Task goal:
Your task is to copy every line of this material exactly.

◆ ◆ ◆ ◆ ◆

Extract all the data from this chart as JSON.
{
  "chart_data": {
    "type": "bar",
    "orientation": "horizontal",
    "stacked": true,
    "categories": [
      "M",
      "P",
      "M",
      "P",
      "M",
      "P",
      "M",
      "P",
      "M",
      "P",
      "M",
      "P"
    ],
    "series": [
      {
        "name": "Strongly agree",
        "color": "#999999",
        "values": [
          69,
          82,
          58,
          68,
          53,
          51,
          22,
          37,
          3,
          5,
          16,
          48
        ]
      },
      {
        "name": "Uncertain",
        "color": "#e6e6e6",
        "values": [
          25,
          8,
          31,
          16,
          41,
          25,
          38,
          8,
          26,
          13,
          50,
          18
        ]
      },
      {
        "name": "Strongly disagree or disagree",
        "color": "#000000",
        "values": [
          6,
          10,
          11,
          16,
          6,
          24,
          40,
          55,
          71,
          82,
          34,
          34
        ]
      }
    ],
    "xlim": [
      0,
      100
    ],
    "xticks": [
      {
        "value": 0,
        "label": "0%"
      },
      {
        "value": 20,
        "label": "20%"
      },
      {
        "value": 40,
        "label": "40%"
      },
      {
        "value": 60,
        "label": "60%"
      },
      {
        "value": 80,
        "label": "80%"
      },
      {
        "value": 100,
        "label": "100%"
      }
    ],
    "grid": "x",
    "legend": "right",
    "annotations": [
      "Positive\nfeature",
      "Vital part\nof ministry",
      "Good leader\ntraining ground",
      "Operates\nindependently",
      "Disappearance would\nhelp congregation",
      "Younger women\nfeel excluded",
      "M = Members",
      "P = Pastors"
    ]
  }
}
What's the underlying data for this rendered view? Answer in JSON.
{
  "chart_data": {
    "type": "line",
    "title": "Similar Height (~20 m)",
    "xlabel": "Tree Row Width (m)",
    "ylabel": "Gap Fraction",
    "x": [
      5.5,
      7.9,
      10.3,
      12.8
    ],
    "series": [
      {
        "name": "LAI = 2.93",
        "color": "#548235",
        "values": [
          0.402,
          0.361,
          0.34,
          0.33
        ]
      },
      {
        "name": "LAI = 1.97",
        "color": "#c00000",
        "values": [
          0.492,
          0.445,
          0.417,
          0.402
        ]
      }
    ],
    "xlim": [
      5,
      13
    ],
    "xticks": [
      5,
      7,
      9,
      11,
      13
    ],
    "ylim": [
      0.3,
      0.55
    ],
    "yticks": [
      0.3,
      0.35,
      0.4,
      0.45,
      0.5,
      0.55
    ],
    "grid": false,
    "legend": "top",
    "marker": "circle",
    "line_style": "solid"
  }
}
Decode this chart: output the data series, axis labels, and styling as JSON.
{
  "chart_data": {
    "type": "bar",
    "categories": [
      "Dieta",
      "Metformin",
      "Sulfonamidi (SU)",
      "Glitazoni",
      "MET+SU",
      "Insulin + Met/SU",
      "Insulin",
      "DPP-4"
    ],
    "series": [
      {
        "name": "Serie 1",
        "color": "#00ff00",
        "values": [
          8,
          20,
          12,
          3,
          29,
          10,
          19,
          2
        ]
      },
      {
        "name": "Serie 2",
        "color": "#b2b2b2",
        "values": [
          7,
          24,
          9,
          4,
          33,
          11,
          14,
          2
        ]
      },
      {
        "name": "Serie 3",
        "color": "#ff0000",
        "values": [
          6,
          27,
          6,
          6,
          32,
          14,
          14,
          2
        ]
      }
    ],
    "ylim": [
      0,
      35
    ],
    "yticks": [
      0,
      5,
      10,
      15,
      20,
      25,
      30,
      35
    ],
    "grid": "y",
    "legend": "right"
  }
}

◆ ◆ ◆ ◆ ◆

Correct result:
Extract all the data from this chart as JSON.
{
  "chart_data": {
    "type": "bar",
    "orientation": "horizontal",
    "stacked": true,
    "categories": [
      "M",
      "P",
      "M",
      "P",
      "M",
      "P",
      "M",
      "P",
      "M",
      "P",
      "M",
      "P"
    ],
    "series": [
      {
        "name": "Strongly agree",
        "color": "#999999",
        "values": [
          69,
          82,
          58,
          68,
          53,
          51,
          22,
          37,
          3,
          5,
          16,
          48
        ]
      },
      {
        "name": "Uncertain",
        "color": "#e6e6e6",
        "values": [
          25,
          8,
          31,
          16,
          41,
          25,
          38,
          8,
          26,
          13,
          50,
          18
        ]
      },
      {
        "name": "Strongly disagree or disagree",
        "color": "#000000",
        "values": [
          6,
          10,
          11,
          16,
          6,
          24,
          40,
          55,
          71,
          82,
          34,
          34
        ]
      }
    ],
    "xlim": [
      0,
      100
    ],
    "xticks": [
      {
        "value": 0,
        "label": "0%"
      },
      {
        "value": 20,
        "label": "20%"
      },
      {
        "value": 40,
        "label": "40%"
      },
      {
        "value": 60,
        "label": "60%"
      },
      {
        "value": 80,
        "label": "80%"
      },
      {
        "value": 100,
        "label": "100%"
      }
    ],
    "grid": "x",
    "legend": "right",
    "annotations": [
      "Positive\nfeature",
      "Vital part\nof ministry",
      "Good leader\ntraining ground",
      "Operates\nindependently",
      "Disappearance would\nhelp congregation",
      "Younger women\nfeel excluded",
      "M = Members",
      "P = Pastors"
    ]
  }
}
What's the underlying data for this rendered view? Answer in JSON.
{
  "chart_data": {
    "type": "line",
    "title": "Similar Height (~20 m)",
    "xlabel": "Tree Row Width (m)",
    "ylabel": "Gap Fraction",
    "x": [
      5.5,
      7.9,
      10.3,
      12.8
    ],
    "series": [
      {
        "name": "LAI = 2.93",
        "color": "#548235",
        "values": [
          0.402,
          0.361,
          0.34,
          0.33
        ]
      },
      {
        "name": "LAI = 1.97",
        "color": "#c00000",
        "values": [
          0.492,
          0.445,
          0.417,
          0.402
        ]
      }
    ],
    "xlim": [
      5,
      13
    ],
    "xticks": [
      5,
      7,
      9,
      11,
      13
    ],
    "ylim": [
      0.3,
      0.55
    ],
    "yticks": [
      0.3,
      0.35,
      0.4,
      0.45,
      0.5,
      0.55
    ],
    "grid": false,
    "legend": "top",
    "marker": "circle",
    "line_style": "solid"
  }
}
Decode this chart: output the data series, axis labels, and styling as JSON.
{
  "chart_data": {
    "type": "bar",
    "categories": [
      "Dieta",
      "Metformin",
      "Sulfonamidi (SU)",
      "Glitazoni",
      "MET+SU",
      "Insulin + Met/SU",
      "Insulin",
      "DPP-4"
    ],
    "series": [
      {
        "name": "Serie 1",
        "color": "#00ff00",
        "values": [
          8,
          20,
          12,
          3,
          29,
          10,
          19,
          2
        ]
      },
      {
        "name": "Serie 2",
        "color": "#b2b2b2",
        "values": [
          7,
          24,
          9,
          4,
          33,
          11,
          14,
          2
        ]
      },
      {
        "name": "Serie 3",
        "color": "#ff0000",
        "values": [
          6,
          27,
          6,
          6,
          32,
          14,
          14,
          2
        ]
      }
    ],
    "ylim": [
      0,
      35
    ],
    "yticks": [
      0,
      5,
      10,
      15,
      20,
      25,
      30,
      35
    ],
    "grid": "y",
    "legend": "right"
  }
}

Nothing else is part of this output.